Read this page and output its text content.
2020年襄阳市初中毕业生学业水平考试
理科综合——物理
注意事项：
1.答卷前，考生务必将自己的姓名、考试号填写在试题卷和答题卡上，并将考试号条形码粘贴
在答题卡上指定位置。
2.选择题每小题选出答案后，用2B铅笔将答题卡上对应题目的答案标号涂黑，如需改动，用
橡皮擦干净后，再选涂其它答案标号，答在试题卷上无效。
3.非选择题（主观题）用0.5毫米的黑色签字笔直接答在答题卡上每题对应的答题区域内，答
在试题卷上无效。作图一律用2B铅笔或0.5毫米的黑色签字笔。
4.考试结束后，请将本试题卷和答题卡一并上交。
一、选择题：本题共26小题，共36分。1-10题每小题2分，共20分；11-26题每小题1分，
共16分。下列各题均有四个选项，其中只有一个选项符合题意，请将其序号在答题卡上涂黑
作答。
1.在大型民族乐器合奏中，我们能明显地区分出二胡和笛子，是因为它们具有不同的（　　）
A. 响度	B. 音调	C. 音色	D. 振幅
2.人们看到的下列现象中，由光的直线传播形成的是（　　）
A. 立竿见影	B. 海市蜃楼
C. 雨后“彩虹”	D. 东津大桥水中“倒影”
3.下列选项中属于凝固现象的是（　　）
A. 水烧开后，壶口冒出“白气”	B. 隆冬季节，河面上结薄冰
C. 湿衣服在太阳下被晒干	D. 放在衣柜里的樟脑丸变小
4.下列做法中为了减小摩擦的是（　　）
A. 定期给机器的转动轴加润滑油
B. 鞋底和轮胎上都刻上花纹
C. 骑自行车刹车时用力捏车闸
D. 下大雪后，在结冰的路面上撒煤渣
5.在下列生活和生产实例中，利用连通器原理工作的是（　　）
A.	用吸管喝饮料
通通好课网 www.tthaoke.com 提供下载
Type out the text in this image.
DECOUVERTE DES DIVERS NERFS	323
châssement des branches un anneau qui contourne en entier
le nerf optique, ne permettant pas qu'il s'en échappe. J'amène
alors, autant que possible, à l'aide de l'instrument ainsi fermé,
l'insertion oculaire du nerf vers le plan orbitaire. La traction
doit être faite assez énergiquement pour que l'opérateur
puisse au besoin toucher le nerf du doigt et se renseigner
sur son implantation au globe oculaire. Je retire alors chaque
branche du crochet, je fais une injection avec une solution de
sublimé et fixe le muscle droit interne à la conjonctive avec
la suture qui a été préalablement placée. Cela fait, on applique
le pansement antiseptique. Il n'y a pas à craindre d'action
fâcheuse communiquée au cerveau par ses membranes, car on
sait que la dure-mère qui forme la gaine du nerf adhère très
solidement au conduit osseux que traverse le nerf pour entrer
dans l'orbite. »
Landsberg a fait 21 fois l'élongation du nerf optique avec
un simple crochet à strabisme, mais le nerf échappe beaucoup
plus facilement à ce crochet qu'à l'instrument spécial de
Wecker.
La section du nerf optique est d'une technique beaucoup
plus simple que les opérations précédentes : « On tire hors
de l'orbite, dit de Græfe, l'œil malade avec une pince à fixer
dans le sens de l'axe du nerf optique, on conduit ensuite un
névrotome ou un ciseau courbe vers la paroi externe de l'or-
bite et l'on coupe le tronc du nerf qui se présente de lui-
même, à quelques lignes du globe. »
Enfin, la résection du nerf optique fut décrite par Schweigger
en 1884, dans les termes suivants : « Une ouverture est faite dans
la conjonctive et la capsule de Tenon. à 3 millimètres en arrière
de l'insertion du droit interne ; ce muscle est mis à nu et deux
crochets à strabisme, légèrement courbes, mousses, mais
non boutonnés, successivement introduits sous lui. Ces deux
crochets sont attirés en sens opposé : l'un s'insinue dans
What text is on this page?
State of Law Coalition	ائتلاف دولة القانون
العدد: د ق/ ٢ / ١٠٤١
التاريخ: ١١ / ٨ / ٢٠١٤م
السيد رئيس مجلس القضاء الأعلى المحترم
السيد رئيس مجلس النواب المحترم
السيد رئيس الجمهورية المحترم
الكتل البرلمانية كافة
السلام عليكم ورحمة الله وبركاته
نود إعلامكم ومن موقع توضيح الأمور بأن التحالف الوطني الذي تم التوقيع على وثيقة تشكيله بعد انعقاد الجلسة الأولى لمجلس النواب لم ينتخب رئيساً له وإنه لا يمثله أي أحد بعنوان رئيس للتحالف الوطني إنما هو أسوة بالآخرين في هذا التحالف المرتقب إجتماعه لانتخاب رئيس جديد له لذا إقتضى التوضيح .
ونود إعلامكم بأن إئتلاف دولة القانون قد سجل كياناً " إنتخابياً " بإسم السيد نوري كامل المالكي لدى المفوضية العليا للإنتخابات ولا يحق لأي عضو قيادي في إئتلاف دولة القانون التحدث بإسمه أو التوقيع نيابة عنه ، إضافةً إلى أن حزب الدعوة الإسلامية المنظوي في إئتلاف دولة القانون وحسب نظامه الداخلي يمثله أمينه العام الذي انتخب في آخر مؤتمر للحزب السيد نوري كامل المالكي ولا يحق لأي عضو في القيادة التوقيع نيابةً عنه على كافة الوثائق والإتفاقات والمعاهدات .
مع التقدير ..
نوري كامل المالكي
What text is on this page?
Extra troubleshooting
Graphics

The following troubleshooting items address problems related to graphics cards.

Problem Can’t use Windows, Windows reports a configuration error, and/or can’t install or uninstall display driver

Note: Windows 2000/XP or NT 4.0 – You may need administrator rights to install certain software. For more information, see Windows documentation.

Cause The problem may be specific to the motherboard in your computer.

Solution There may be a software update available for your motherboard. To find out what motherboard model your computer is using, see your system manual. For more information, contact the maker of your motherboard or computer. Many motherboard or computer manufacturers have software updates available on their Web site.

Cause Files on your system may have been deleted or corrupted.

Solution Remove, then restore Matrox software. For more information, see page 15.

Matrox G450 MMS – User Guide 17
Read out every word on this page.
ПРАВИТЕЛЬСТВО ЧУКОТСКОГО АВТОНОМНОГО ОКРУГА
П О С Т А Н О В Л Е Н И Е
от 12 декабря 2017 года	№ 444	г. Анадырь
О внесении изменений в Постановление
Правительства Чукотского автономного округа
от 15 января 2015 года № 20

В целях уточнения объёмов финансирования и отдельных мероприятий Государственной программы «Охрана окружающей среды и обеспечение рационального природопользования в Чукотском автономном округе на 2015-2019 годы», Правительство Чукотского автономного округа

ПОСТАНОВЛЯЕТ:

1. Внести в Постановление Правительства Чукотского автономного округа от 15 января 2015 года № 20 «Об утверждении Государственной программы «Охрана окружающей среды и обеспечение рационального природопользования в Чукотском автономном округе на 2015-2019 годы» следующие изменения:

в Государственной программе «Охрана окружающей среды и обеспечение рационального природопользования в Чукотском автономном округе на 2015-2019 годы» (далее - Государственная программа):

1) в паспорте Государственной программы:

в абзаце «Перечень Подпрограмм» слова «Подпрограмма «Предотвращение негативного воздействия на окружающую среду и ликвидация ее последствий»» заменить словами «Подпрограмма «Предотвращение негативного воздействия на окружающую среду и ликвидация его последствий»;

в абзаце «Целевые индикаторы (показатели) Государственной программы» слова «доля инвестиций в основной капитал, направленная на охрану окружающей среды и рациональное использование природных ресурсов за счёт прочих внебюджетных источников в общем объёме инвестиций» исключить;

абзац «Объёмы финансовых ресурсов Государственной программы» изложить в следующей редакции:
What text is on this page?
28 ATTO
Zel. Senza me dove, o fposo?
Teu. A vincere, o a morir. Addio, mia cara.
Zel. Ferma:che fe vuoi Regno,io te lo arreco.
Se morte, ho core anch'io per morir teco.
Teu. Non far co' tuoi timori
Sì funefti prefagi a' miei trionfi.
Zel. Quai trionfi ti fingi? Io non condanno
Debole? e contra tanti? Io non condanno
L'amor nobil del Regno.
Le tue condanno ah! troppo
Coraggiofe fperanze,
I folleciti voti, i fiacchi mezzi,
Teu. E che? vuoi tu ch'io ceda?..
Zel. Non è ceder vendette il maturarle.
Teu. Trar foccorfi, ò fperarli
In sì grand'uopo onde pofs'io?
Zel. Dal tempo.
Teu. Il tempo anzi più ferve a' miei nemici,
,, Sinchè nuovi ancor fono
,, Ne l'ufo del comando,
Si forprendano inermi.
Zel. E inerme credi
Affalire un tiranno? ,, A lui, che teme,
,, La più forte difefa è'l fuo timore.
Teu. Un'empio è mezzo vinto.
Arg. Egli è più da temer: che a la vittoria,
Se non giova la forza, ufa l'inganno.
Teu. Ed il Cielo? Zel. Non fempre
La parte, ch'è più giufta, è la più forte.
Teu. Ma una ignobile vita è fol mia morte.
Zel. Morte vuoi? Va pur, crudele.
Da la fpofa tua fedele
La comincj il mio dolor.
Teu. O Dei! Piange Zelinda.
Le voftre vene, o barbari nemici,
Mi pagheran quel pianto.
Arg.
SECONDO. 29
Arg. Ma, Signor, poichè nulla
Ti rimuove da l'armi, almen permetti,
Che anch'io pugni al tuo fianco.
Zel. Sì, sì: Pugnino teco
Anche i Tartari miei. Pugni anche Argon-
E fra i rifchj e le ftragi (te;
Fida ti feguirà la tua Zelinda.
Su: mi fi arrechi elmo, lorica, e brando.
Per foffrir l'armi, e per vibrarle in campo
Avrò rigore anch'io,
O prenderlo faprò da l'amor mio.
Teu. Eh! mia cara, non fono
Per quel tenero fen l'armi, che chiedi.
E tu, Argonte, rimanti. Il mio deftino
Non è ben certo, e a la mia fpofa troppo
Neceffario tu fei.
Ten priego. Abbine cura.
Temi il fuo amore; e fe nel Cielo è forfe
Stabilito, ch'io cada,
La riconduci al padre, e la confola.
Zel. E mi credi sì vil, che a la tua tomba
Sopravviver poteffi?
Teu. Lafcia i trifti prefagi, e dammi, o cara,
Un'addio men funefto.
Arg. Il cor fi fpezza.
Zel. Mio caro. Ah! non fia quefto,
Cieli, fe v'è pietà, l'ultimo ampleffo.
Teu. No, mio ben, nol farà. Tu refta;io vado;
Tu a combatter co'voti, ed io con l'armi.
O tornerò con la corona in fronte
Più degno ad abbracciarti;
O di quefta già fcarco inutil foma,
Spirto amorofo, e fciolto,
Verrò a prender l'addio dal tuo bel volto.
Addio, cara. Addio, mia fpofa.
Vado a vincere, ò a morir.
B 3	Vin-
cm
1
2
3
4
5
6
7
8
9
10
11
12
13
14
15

--- Given problem ---
Single out each line of the records above with the string "troppo" in it, and copy it.

--- Result of the exercise ---
Le tue condanno ah! troppo
Non è ben certo, e a la mia fpofa troppo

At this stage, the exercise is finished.